Data extracted from a collection:

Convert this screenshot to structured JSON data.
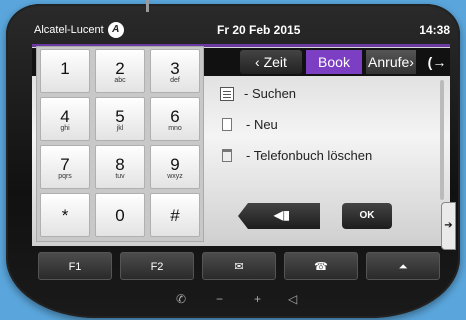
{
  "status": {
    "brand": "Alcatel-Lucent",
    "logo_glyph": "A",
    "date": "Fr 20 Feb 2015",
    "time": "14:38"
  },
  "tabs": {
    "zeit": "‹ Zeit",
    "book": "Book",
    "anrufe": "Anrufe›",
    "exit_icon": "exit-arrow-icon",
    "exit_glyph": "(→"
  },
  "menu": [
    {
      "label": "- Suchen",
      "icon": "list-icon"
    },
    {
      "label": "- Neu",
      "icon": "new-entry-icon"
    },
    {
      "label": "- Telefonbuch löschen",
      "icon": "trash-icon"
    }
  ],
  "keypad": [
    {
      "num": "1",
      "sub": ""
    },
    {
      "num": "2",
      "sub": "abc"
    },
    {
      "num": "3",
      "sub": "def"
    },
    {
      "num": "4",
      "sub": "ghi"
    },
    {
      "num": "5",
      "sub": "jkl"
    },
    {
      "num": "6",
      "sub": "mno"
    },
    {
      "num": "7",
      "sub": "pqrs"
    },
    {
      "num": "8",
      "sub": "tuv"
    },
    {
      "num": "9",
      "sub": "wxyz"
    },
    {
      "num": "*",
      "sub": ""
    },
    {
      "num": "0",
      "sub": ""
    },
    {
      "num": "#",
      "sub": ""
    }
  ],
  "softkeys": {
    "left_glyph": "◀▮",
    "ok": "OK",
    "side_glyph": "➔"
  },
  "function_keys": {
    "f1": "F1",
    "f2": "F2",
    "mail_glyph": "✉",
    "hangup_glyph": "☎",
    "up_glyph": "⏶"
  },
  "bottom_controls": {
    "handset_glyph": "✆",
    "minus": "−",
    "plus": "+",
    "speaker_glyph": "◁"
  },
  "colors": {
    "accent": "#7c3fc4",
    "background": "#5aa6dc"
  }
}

** What needs to be done **
Give the data again exactly as written, with all pictures left out.

** Task response **
Convert this screenshot to structured JSON data.
{
  "status": {
    "brand": "Alcatel-Lucent",
    "logo_glyph": "A",
    "date": "Fr 20 Feb 2015",
    "time": "14:38"
  },
  "tabs": {
    "zeit": "‹ Zeit",
    "book": "Book",
    "anrufe": "Anrufe›",
    "exit_icon": "exit-arrow-icon",
    "exit_glyph": "(→"
  },
  "menu": [
    {
      "label": "- Suchen",
      "icon": "list-icon"
    },
    {
      "label": "- Neu",
      "icon": "new-entry-icon"
    },
    {
      "label": "- Telefonbuch löschen",
      "icon": "trash-icon"
    }
  ],
  "keypad": [
    {
      "num": "1",
      "sub": ""
    },
    {
      "num": "2",
      "sub": "abc"
    },
    {
      "num": "3",
      "sub": "def"
    },
    {
      "num": "4",
      "sub": "ghi"
    },
    {
      "num": "5",
      "sub": "jkl"
    },
    {
      "num": "6",
      "sub": "mno"
    },
    {
      "num": "7",
      "sub": "pqrs"
    },
    {
      "num": "8",
      "sub": "tuv"
    },
    {
      "num": "9",
      "sub": "wxyz"
    },
    {
      "num": "*",
      "sub": ""
    },
    {
      "num": "0",
      "sub": ""
    },
    {
      "num": "#",
      "sub": ""
    }
  ],
  "softkeys": {
    "left_glyph": "◀▮",
    "ok": "OK",
    "side_glyph": "➔"
  },
  "function_keys": {
    "f1": "F1",
    "f2": "F2",
    "mail_glyph": "✉",
    "hangup_glyph": "☎",
    "up_glyph": "⏶"
  },
  "bottom_controls": {
    "handset_glyph": "✆",
    "minus": "−",
    "plus": "+",
    "speaker_glyph": "◁"
  },
  "colors": {
    "accent": "#7c3fc4",
    "background": "#5aa6dc"
  }
}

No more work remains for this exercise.